## [EXERCISE AIM]
Extract each record and reproduce it exactly.

--- Start ---

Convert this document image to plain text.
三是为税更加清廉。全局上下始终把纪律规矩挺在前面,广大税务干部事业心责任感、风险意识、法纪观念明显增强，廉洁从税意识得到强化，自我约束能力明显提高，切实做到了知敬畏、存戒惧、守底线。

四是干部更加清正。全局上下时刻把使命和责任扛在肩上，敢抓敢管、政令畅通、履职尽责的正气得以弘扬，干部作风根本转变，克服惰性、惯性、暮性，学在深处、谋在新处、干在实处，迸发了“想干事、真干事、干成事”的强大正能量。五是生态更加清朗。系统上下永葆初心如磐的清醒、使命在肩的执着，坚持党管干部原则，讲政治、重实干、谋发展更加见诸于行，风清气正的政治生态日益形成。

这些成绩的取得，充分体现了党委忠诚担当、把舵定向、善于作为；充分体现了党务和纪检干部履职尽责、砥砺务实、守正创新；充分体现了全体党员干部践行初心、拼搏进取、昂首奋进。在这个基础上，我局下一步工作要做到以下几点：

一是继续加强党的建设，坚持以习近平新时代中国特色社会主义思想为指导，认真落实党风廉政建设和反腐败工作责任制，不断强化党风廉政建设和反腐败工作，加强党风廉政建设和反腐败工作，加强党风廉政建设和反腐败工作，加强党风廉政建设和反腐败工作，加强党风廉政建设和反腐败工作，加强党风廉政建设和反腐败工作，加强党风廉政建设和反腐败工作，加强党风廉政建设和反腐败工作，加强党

--- End ---

## [SOLVED EXERCISE]
Convert this document image to plain text.
三是为税更加清廉。全局上下始终把纪律规矩挺在前面,广大税务干部事业心责任感、风险意识、法纪观念明显增强，廉洁从税意识得到强化，自我约束能力明显提高，切实做到了知敬畏、存戒惧、守底线。

四是干部更加清正。全局上下时刻把使命和责任扛在肩上，敢抓敢管、政令畅通、履职尽责的正气得以弘扬，干部作风根本转变，克服惰性、惯性、暮性，学在深处、谋在新处、干在实处，迸发了“想干事、真干事、干成事”的强大正能量。五是生态更加清朗。系统上下永葆初心如磐的清醒、使命在肩的执着，坚持党管干部原则，讲政治、重实干、谋发展更加见诸于行，风清气正的政治生态日益形成。

这些成绩的取得，充分体现了党委忠诚担当、把舵定向、善于作为；充分体现了党务和纪检干部履职尽责、砥砺务实、守正创新；充分体现了全体党员干部践行初心、拼搏进取、昂首奋进。在这个基础上，我局下一步工作要做到以下几点：

一是继续加强党的建设，坚持以习近平新时代中国特色社会主义思想为指导，认真落实党风廉政建设和反腐败工作责任制，不断强化党风廉政建设和反腐败工作，加强党风廉政建设和反腐败工作，加强党风廉政建设和反腐败工作，加强党风廉政建设和反腐败工作，加强党风廉政建设和反腐败工作，加强党风廉政建设和反腐败工作，加强党风廉政建设和反腐败工作，加强党风廉政建设和反腐败工作，加强党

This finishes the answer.